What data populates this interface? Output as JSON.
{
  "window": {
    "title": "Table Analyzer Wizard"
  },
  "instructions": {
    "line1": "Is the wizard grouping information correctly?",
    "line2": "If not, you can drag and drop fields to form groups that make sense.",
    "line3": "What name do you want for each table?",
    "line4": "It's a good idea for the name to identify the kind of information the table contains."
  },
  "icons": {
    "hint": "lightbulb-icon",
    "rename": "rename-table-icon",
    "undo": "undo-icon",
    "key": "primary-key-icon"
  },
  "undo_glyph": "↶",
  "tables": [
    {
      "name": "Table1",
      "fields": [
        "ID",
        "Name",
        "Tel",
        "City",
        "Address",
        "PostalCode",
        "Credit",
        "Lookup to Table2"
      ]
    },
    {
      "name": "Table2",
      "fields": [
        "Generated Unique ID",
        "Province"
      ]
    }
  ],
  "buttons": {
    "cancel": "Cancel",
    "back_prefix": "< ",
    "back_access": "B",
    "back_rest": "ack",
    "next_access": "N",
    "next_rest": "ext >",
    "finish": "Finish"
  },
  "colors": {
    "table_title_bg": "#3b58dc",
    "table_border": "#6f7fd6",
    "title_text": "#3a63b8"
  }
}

- **Task brief**: Return solely the number of lines in the data that include the word "What".

- **Solution for this task**: 2